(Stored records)
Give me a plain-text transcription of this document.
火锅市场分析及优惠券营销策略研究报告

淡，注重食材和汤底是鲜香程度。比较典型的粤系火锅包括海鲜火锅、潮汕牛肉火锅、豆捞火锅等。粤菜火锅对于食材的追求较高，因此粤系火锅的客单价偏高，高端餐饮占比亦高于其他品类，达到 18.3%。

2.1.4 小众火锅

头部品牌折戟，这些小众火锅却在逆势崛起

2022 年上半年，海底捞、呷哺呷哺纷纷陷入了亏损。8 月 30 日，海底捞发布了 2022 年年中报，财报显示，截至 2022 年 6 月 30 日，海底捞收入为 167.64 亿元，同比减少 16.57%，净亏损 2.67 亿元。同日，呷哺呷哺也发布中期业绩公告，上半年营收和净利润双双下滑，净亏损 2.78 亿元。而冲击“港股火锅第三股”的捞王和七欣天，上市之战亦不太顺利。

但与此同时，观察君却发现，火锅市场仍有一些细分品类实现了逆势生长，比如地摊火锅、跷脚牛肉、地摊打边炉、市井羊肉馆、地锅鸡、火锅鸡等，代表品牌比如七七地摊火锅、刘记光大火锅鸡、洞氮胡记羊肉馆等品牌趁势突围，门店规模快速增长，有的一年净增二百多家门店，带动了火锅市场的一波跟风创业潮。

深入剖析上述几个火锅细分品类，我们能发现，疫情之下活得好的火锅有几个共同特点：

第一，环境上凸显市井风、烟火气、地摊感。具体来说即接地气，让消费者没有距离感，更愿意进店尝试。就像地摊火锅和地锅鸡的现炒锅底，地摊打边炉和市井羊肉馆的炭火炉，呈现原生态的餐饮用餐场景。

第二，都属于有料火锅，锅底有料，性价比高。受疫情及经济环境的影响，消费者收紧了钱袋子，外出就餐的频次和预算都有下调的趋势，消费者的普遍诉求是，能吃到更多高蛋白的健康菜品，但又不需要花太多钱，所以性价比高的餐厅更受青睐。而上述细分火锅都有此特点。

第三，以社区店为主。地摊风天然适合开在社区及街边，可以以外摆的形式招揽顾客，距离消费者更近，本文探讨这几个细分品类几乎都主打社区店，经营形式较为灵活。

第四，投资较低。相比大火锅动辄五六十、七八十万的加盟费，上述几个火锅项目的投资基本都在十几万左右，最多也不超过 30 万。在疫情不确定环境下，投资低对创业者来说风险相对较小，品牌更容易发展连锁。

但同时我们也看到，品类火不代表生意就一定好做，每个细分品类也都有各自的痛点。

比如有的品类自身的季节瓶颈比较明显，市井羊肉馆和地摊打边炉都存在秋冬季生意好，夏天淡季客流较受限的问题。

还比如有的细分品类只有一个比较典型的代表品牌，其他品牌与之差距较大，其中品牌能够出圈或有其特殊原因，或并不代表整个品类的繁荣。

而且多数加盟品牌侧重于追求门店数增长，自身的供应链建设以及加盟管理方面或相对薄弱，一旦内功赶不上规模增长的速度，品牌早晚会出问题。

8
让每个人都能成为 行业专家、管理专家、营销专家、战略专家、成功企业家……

• EXERCISE REQUIREMENTS: Print all of the entries again, exactly as written.

• ANSWER TO THE PROBLEM:
Give me a plain-text transcription of this document.
火锅市场分析及优惠券营销策略研究报告

淡，注重食材和汤底是鲜香程度。比较典型的粤系火锅包括海鲜火锅、潮汕牛肉火锅、豆捞火锅等。粤菜火锅对于食材的追求较高，因此粤系火锅的客单价偏高，高端餐饮占比亦高于其他品类，达到 18.3%。

2.1.4 小众火锅

头部品牌折戟，这些小众火锅却在逆势崛起

2022 年上半年，海底捞、呷哺呷哺纷纷陷入了亏损。8 月 30 日，海底捞发布了 2022 年年中报，财报显示，截至 2022 年 6 月 30 日，海底捞收入为 167.64 亿元，同比减少 16.57%，净亏损 2.67 亿元。同日，呷哺呷哺也发布中期业绩公告，上半年营收和净利润双双下滑，净亏损 2.78 亿元。而冲击“港股火锅第三股”的捞王和七欣天，上市之战亦不太顺利。

但与此同时，观察君却发现，火锅市场仍有一些细分品类实现了逆势生长，比如地摊火锅、跷脚牛肉、地摊打边炉、市井羊肉馆、地锅鸡、火锅鸡等，代表品牌比如七七地摊火锅、刘记光大火锅鸡、洞氮胡记羊肉馆等品牌趁势突围，门店规模快速增长，有的一年净增二百多家门店，带动了火锅市场的一波跟风创业潮。

深入剖析上述几个火锅细分品类，我们能发现，疫情之下活得好的火锅有几个共同特点：

第一，环境上凸显市井风、烟火气、地摊感。具体来说即接地气，让消费者没有距离感，更愿意进店尝试。就像地摊火锅和地锅鸡的现炒锅底，地摊打边炉和市井羊肉馆的炭火炉，呈现原生态的餐饮用餐场景。

第二，都属于有料火锅，锅底有料，性价比高。受疫情及经济环境的影响，消费者收紧了钱袋子，外出就餐的频次和预算都有下调的趋势，消费者的普遍诉求是，能吃到更多高蛋白的健康菜品，但又不需要花太多钱，所以性价比高的餐厅更受青睐。而上述细分火锅都有此特点。

第三，以社区店为主。地摊风天然适合开在社区及街边，可以以外摆的形式招揽顾客，距离消费者更近，本文探讨这几个细分品类几乎都主打社区店，经营形式较为灵活。

第四，投资较低。相比大火锅动辄五六十、七八十万的加盟费，上述几个火锅项目的投资基本都在十几万左右，最多也不超过 30 万。在疫情不确定环境下，投资低对创业者来说风险相对较小，品牌更容易发展连锁。

但同时我们也看到，品类火不代表生意就一定好做，每个细分品类也都有各自的痛点。

比如有的品类自身的季节瓶颈比较明显，市井羊肉馆和地摊打边炉都存在秋冬季生意好，夏天淡季客流较受限的问题。

还比如有的细分品类只有一个比较典型的代表品牌，其他品牌与之差距较大，其中品牌能够出圈或有其特殊原因，或并不代表整个品类的繁荣。

而且多数加盟品牌侧重于追求门店数增长，自身的供应链建设以及加盟管理方面或相对薄弱，一旦内功赶不上规模增长的速度，品牌早晚会出问题。

8
让每个人都能成为 行业专家、管理专家、营销专家、战略专家、成功企业家……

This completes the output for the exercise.